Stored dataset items
# # #
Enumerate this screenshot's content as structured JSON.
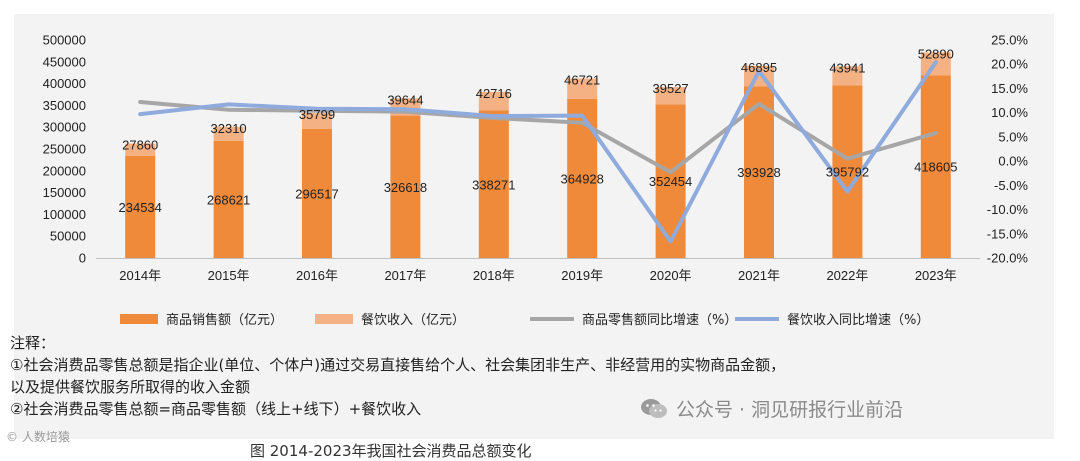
{
  "chart_data": {
    "type": "bar",
    "categories": [
      "2014年",
      "2015年",
      "2016年",
      "2017年",
      "2018年",
      "2019年",
      "2020年",
      "2021年",
      "2022年",
      "2023年"
    ],
    "series": [
      {
        "name": "商品销售额（亿元）",
        "kind": "bar",
        "stack": "total",
        "color": "#ef8a3b",
        "values": [
          234534,
          268621,
          296517,
          326618,
          338271,
          364928,
          352454,
          393928,
          395792,
          418605
        ]
      },
      {
        "name": "餐饮收入（亿元）",
        "kind": "bar",
        "stack": "total",
        "color": "#f4b183",
        "values": [
          27860,
          32310,
          35799,
          39644,
          42716,
          46721,
          39527,
          46895,
          43941,
          52890
        ]
      },
      {
        "name": "商品零售额同比增速（%）",
        "kind": "line",
        "axis": "right",
        "color": "#a6a6a6",
        "values": [
          12.2,
          10.6,
          10.4,
          10.2,
          8.9,
          7.9,
          -2.3,
          11.8,
          0.5,
          5.8
        ]
      },
      {
        "name": "餐饮收入同比增速（%）",
        "kind": "line",
        "axis": "right",
        "color": "#8faadc",
        "values": [
          9.7,
          11.7,
          10.8,
          10.7,
          9.3,
          9.4,
          -16.6,
          18.6,
          -6.3,
          20.4
        ]
      }
    ],
    "y_left": {
      "min": 0,
      "max": 500000,
      "ticks": [
        0,
        50000,
        100000,
        150000,
        200000,
        250000,
        300000,
        350000,
        400000,
        450000,
        500000
      ]
    },
    "y_right": {
      "min": -20,
      "max": 25,
      "ticks": [
        "-20.0%",
        "-15.0%",
        "-10.0%",
        "-5.0%",
        "0.0%",
        "5.0%",
        "10.0%",
        "15.0%",
        "20.0%",
        "25.0%"
      ]
    },
    "legend_position": "bottom",
    "grid": false
  },
  "notes": {
    "header": "注释：",
    "line1": "①社会消费品零售总额是指企业(单位、个体户)通过交易直接售给个人、社会集团非生产、非经营用的实物商品金额，",
    "line2": "以及提供餐饮服务所取得的收入金额",
    "line3": "②社会消费品零售总额=商品零售额（线上+线下）+餐饮收入"
  },
  "watermark": {
    "text": "公众号 · 洞见研报行业前沿"
  },
  "corner_mark": "© 人数培猿",
  "caption": "图 2014-2023年我国社会消费品总额变化"
}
# # #
## What is required
Give back every line exactly as it stands, pictures excluded.

## Solution to the exercise
Enumerate this screenshot's content as structured JSON.
{
  "chart_data": {
    "type": "bar",
    "categories": [
      "2014年",
      "2015年",
      "2016年",
      "2017年",
      "2018年",
      "2019年",
      "2020年",
      "2021年",
      "2022年",
      "2023年"
    ],
    "series": [
      {
        "name": "商品销售额（亿元）",
        "kind": "bar",
        "stack": "total",
        "color": "#ef8a3b",
        "values": [
          234534,
          268621,
          296517,
          326618,
          338271,
          364928,
          352454,
          393928,
          395792,
          418605
        ]
      },
      {
        "name": "餐饮收入（亿元）",
        "kind": "bar",
        "stack": "total",
        "color": "#f4b183",
        "values": [
          27860,
          32310,
          35799,
          39644,
          42716,
          46721,
          39527,
          46895,
          43941,
          52890
        ]
      },
      {
        "name": "商品零售额同比增速（%）",
        "kind": "line",
        "axis": "right",
        "color": "#a6a6a6",
        "values": [
          12.2,
          10.6,
          10.4,
          10.2,
          8.9,
          7.9,
          -2.3,
          11.8,
          0.5,
          5.8
        ]
      },
      {
        "name": "餐饮收入同比增速（%）",
        "kind": "line",
        "axis": "right",
        "color": "#8faadc",
        "values": [
          9.7,
          11.7,
          10.8,
          10.7,
          9.3,
          9.4,
          -16.6,
          18.6,
          -6.3,
          20.4
        ]
      }
    ],
    "y_left": {
      "min": 0,
      "max": 500000,
      "ticks": [
        0,
        50000,
        100000,
        150000,
        200000,
        250000,
        300000,
        350000,
        400000,
        450000,
        500000
      ]
    },
    "y_right": {
      "min": -20,
      "max": 25,
      "ticks": [
        "-20.0%",
        "-15.0%",
        "-10.0%",
        "-5.0%",
        "0.0%",
        "5.0%",
        "10.0%",
        "15.0%",
        "20.0%",
        "25.0%"
      ]
    },
    "legend_position": "bottom",
    "grid": false
  },
  "notes": {
    "header": "注释：",
    "line1": "①社会消费品零售总额是指企业(单位、个体户)通过交易直接售给个人、社会集团非生产、非经营用的实物商品金额，",
    "line2": "以及提供餐饮服务所取得的收入金额",
    "line3": "②社会消费品零售总额=商品零售额（线上+线下）+餐饮收入"
  },
  "watermark": {
    "text": "公众号 · 洞见研报行业前沿"
  },
  "corner_mark": "© 人数培猿",
  "caption": "图 2014-2023年我国社会消费品总额变化"
}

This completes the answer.